-- Start The data --

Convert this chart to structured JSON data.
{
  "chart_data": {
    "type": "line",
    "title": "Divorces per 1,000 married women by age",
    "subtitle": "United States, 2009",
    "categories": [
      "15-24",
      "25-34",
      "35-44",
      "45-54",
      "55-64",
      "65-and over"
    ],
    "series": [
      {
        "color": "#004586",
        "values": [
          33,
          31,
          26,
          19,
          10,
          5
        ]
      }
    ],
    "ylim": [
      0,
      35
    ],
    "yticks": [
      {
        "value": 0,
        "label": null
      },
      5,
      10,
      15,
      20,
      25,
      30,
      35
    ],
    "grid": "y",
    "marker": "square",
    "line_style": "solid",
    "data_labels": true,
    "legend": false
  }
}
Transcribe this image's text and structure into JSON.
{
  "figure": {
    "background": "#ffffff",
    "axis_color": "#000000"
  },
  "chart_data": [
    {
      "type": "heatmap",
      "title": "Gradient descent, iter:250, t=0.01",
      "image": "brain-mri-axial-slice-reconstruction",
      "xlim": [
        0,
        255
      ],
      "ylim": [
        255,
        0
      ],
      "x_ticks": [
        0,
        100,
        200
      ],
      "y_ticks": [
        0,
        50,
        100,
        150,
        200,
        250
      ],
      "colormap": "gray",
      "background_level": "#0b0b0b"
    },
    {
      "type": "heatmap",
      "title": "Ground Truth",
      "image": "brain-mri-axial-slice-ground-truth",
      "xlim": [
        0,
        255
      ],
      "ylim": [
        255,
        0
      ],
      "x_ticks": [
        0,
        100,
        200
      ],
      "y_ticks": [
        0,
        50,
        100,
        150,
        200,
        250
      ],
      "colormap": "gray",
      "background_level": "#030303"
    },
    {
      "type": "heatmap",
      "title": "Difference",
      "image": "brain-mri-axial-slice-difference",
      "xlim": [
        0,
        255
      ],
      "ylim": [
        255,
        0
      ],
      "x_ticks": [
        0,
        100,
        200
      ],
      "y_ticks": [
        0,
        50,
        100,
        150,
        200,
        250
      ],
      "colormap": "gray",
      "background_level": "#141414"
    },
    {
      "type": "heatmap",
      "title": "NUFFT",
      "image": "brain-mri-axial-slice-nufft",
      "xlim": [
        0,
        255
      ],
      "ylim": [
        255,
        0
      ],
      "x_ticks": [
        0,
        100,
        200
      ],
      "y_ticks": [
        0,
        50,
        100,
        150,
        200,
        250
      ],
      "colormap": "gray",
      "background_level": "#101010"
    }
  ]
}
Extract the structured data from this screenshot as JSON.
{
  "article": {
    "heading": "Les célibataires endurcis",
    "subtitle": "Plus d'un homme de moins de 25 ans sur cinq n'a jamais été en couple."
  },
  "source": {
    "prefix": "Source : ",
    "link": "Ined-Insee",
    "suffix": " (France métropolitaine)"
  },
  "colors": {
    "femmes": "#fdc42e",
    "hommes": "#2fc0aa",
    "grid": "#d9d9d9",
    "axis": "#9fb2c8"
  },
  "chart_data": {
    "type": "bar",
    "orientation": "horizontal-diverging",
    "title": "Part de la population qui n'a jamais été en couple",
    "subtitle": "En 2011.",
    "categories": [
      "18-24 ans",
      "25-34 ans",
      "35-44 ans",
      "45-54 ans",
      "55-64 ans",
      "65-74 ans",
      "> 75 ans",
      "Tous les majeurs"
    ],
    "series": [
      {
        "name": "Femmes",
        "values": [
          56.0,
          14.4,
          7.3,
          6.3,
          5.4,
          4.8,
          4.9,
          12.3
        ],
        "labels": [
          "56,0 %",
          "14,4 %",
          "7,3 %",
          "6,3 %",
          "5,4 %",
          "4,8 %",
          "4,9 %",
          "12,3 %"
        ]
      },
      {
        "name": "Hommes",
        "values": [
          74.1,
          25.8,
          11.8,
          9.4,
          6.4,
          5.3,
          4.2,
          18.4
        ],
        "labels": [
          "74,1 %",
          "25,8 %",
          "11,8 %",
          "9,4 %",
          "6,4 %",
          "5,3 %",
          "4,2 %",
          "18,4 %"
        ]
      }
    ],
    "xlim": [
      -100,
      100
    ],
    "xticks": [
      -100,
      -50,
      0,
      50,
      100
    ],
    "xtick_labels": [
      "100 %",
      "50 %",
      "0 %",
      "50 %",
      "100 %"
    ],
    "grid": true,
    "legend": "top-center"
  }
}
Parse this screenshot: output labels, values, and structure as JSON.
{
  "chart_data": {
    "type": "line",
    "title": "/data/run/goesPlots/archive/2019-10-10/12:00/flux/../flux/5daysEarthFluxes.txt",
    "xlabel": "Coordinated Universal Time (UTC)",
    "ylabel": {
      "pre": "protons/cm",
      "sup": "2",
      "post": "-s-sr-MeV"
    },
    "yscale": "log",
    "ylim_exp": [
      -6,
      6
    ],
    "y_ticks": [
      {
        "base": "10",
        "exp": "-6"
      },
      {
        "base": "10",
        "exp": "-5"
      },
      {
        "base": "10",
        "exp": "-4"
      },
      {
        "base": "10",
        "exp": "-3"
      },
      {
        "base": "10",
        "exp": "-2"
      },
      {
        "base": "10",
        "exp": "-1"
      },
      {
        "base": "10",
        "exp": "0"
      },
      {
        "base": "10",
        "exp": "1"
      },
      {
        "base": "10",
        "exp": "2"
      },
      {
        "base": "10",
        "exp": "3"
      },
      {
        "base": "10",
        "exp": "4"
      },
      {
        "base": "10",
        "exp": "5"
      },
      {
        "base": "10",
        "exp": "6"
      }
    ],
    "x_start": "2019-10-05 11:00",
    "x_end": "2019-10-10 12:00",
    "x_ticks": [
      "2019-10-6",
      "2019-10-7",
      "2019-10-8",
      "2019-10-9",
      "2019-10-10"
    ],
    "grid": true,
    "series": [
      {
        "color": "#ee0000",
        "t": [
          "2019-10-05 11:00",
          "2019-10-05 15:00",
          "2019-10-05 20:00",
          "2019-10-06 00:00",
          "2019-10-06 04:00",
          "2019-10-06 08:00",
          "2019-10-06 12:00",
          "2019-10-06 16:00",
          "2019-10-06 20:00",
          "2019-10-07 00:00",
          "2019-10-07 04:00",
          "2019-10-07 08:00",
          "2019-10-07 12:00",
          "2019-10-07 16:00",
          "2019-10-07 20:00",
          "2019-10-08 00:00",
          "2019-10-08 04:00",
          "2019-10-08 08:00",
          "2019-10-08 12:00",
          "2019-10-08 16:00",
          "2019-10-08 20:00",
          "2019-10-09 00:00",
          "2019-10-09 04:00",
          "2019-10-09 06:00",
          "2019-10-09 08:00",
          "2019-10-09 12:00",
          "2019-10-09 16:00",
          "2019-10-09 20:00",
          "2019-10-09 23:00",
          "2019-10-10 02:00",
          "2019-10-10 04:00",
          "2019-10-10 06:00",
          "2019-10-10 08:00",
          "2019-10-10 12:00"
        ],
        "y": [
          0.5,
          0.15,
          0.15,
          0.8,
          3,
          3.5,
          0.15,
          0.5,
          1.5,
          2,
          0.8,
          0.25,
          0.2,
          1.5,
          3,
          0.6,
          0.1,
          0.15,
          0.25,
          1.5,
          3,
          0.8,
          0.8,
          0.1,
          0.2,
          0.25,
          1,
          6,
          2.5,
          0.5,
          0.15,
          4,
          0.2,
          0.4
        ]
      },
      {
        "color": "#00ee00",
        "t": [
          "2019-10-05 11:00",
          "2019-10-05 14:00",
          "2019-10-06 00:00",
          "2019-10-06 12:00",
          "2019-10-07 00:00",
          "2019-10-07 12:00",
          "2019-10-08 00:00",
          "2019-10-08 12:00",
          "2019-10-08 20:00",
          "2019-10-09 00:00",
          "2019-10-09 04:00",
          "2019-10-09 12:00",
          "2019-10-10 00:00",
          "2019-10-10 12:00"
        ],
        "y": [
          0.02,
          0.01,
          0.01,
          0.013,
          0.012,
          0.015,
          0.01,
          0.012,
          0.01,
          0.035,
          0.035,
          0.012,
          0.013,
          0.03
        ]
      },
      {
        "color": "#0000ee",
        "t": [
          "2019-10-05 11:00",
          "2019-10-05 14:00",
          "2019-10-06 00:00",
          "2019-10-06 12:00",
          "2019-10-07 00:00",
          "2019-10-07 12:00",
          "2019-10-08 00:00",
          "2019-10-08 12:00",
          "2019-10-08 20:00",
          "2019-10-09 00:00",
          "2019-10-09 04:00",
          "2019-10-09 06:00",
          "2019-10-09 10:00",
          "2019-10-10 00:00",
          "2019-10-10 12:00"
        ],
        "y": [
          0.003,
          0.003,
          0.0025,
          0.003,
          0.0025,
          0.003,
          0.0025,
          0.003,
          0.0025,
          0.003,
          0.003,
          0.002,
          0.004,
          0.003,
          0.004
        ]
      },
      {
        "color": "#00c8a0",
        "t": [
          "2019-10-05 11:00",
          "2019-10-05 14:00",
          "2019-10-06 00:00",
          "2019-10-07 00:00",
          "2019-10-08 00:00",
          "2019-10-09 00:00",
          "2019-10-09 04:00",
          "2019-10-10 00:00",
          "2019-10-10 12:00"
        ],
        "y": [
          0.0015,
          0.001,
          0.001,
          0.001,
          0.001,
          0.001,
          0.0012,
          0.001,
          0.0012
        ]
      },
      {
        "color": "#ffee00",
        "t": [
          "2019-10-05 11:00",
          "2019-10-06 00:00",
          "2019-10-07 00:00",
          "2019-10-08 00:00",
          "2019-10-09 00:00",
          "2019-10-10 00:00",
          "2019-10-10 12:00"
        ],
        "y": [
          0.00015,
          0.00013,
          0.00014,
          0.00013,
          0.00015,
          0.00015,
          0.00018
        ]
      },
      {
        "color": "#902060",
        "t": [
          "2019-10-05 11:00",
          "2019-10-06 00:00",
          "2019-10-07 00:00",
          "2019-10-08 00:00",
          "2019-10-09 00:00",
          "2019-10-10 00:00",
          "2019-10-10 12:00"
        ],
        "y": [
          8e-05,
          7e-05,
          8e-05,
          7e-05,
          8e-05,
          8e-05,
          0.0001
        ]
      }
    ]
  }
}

-- End The data --

Reproduce each line of the material containing the word "slice".

      "image": "brain-mri-axial-slice-reconstruction",
      "image": "brain-mri-axial-slice-ground-truth",
      "image": "brain-mri-axial-slice-difference",
      "image": "brain-mri-axial-slice-nufft",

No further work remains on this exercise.